__Items__.
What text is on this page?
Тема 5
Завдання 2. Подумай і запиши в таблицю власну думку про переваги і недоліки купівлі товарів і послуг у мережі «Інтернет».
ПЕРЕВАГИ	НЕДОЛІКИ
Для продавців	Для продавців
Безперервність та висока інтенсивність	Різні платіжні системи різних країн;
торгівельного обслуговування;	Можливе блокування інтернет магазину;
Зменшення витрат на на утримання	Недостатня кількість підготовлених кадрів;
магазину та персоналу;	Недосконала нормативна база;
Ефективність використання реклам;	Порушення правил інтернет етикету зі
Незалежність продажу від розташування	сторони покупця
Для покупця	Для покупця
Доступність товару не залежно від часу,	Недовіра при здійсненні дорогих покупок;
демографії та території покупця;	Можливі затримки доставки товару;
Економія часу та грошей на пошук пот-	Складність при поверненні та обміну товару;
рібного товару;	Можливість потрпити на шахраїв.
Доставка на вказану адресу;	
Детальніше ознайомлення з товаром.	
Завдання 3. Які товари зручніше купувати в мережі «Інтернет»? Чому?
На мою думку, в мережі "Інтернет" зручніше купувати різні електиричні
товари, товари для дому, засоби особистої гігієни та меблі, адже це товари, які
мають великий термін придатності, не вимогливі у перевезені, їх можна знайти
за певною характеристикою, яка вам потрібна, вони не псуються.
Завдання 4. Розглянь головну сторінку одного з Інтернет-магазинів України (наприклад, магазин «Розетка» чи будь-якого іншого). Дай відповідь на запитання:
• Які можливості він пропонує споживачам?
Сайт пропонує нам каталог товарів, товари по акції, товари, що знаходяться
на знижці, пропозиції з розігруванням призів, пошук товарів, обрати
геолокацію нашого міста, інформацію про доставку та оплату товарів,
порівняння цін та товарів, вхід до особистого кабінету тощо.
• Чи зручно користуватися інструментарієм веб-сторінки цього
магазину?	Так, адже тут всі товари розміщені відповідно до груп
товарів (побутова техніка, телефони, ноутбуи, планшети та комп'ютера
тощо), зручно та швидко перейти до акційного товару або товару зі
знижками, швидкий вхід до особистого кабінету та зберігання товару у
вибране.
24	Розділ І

__Written problem__. Set down the entries above again, word for word.

__Exercise answer__.
What text is on this page?
Тема 5
Завдання 2. Подумай і запиши в таблицю власну думку про переваги і недоліки купівлі товарів і послуг у мережі «Інтернет».
ПЕРЕВАГИ	НЕДОЛІКИ
Для продавців	Для продавців
Безперервність та висока інтенсивність	Різні платіжні системи різних країн;
торгівельного обслуговування;	Можливе блокування інтернет магазину;
Зменшення витрат на на утримання	Недостатня кількість підготовлених кадрів;
магазину та персоналу;	Недосконала нормативна база;
Ефективність використання реклам;	Порушення правил інтернет етикету зі
Незалежність продажу від розташування	сторони покупця
Для покупця	Для покупця
Доступність товару не залежно від часу,	Недовіра при здійсненні дорогих покупок;
демографії та території покупця;	Можливі затримки доставки товару;
Економія часу та грошей на пошук пот-	Складність при поверненні та обміну товару;
рібного товару;	Можливість потрпити на шахраїв.
Доставка на вказану адресу;	
Детальніше ознайомлення з товаром.	
Завдання 3. Які товари зручніше купувати в мережі «Інтернет»? Чому?
На мою думку, в мережі "Інтернет" зручніше купувати різні електиричні
товари, товари для дому, засоби особистої гігієни та меблі, адже це товари, які
мають великий термін придатності, не вимогливі у перевезені, їх можна знайти
за певною характеристикою, яка вам потрібна, вони не псуються.
Завдання 4. Розглянь головну сторінку одного з Інтернет-магазинів України (наприклад, магазин «Розетка» чи будь-якого іншого). Дай відповідь на запитання:
• Які можливості він пропонує споживачам?
Сайт пропонує нам каталог товарів, товари по акції, товари, що знаходяться
на знижці, пропозиції з розігруванням призів, пошук товарів, обрати
геолокацію нашого міста, інформацію про доставку та оплату товарів,
порівняння цін та товарів, вхід до особистого кабінету тощо.
• Чи зручно користуватися інструментарієм веб-сторінки цього
магазину?	Так, адже тут всі товари розміщені відповідно до груп
товарів (побутова техніка, телефони, ноутбуи, планшети та комп'ютера
тощо), зручно та швидко перейти до акційного товару або товару зі
знижками, швидкий вхід до особистого кабінету та зберігання товару у
вибране.
24	Розділ І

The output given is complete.